Short problem
Exactly reproduce each record listed below.

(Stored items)
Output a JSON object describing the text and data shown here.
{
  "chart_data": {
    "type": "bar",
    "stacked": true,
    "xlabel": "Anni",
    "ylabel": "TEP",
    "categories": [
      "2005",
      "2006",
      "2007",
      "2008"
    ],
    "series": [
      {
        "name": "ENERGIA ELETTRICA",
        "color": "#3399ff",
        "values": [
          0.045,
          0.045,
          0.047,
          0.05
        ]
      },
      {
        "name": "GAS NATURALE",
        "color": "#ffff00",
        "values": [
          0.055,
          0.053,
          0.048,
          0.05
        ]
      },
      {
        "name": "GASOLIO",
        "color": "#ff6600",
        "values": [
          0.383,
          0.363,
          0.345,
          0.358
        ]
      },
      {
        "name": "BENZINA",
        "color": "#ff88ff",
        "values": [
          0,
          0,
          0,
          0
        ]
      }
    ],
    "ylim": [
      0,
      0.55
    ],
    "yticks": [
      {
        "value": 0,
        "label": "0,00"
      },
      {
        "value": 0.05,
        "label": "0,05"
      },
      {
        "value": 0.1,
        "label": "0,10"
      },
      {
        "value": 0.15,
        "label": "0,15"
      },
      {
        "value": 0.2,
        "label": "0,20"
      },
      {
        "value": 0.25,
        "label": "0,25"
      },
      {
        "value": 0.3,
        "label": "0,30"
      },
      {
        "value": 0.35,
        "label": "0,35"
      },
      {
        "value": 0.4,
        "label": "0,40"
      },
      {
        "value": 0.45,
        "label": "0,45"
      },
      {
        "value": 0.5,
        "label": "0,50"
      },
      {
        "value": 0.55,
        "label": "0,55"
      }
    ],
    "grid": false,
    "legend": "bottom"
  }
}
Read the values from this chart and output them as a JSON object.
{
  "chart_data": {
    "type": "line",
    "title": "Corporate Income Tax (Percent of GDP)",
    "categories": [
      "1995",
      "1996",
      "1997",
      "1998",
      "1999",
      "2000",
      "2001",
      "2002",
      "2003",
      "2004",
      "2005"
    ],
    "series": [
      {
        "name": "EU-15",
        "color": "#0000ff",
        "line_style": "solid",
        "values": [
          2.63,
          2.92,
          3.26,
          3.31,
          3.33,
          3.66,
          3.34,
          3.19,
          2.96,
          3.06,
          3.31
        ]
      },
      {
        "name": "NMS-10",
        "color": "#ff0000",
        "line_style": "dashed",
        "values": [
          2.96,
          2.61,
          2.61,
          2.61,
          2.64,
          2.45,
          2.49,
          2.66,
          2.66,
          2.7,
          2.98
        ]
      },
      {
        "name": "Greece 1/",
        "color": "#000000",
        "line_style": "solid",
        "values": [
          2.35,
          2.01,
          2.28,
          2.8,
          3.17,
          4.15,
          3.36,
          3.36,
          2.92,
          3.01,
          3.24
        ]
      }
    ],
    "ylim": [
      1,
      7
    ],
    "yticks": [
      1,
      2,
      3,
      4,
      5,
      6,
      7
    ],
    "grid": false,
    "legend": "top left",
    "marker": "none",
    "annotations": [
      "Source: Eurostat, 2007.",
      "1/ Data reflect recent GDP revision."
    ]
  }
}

Response to the exercise
Output a JSON object describing the text and data shown here.
{
  "chart_data": {
    "type": "bar",
    "stacked": true,
    "xlabel": "Anni",
    "ylabel": "TEP",
    "categories": [
      "2005",
      "2006",
      "2007",
      "2008"
    ],
    "series": [
      {
        "name": "ENERGIA ELETTRICA",
        "color": "#3399ff",
        "values": [
          0.045,
          0.045,
          0.047,
          0.05
        ]
      },
      {
        "name": "GAS NATURALE",
        "color": "#ffff00",
        "values": [
          0.055,
          0.053,
          0.048,
          0.05
        ]
      },
      {
        "name": "GASOLIO",
        "color": "#ff6600",
        "values": [
          0.383,
          0.363,
          0.345,
          0.358
        ]
      },
      {
        "name": "BENZINA",
        "color": "#ff88ff",
        "values": [
          0,
          0,
          0,
          0
        ]
      }
    ],
    "ylim": [
      0,
      0.55
    ],
    "yticks": [
      {
        "value": 0,
        "label": "0,00"
      },
      {
        "value": 0.05,
        "label": "0,05"
      },
      {
        "value": 0.1,
        "label": "0,10"
      },
      {
        "value": 0.15,
        "label": "0,15"
      },
      {
        "value": 0.2,
        "label": "0,20"
      },
      {
        "value": 0.25,
        "label": "0,25"
      },
      {
        "value": 0.3,
        "label": "0,30"
      },
      {
        "value": 0.35,
        "label": "0,35"
      },
      {
        "value": 0.4,
        "label": "0,40"
      },
      {
        "value": 0.45,
        "label": "0,45"
      },
      {
        "value": 0.5,
        "label": "0,50"
      },
      {
        "value": 0.55,
        "label": "0,55"
      }
    ],
    "grid": false,
    "legend": "bottom"
  }
}
Read the values from this chart and output them as a JSON object.
{
  "chart_data": {
    "type": "line",
    "title": "Corporate Income Tax (Percent of GDP)",
    "categories": [
      "1995",
      "1996",
      "1997",
      "1998",
      "1999",
      "2000",
      "2001",
      "2002",
      "2003",
      "2004",
      "2005"
    ],
    "series": [
      {
        "name": "EU-15",
        "color": "#0000ff",
        "line_style": "solid",
        "values": [
          2.63,
          2.92,
          3.26,
          3.31,
          3.33,
          3.66,
          3.34,
          3.19,
          2.96,
          3.06,
          3.31
        ]
      },
      {
        "name": "NMS-10",
        "color": "#ff0000",
        "line_style": "dashed",
        "values": [
          2.96,
          2.61,
          2.61,
          2.61,
          2.64,
          2.45,
          2.49,
          2.66,
          2.66,
          2.7,
          2.98
        ]
      },
      {
        "name": "Greece 1/",
        "color": "#000000",
        "line_style": "solid",
        "values": [
          2.35,
          2.01,
          2.28,
          2.8,
          3.17,
          4.15,
          3.36,
          3.36,
          2.92,
          3.01,
          3.24
        ]
      }
    ],
    "ylim": [
      1,
      7
    ],
    "yticks": [
      1,
      2,
      3,
      4,
      5,
      6,
      7
    ],
    "grid": false,
    "legend": "top left",
    "marker": "none",
    "annotations": [
      "Source: Eurostat, 2007.",
      "1/ Data reflect recent GDP revision."
    ]
  }
}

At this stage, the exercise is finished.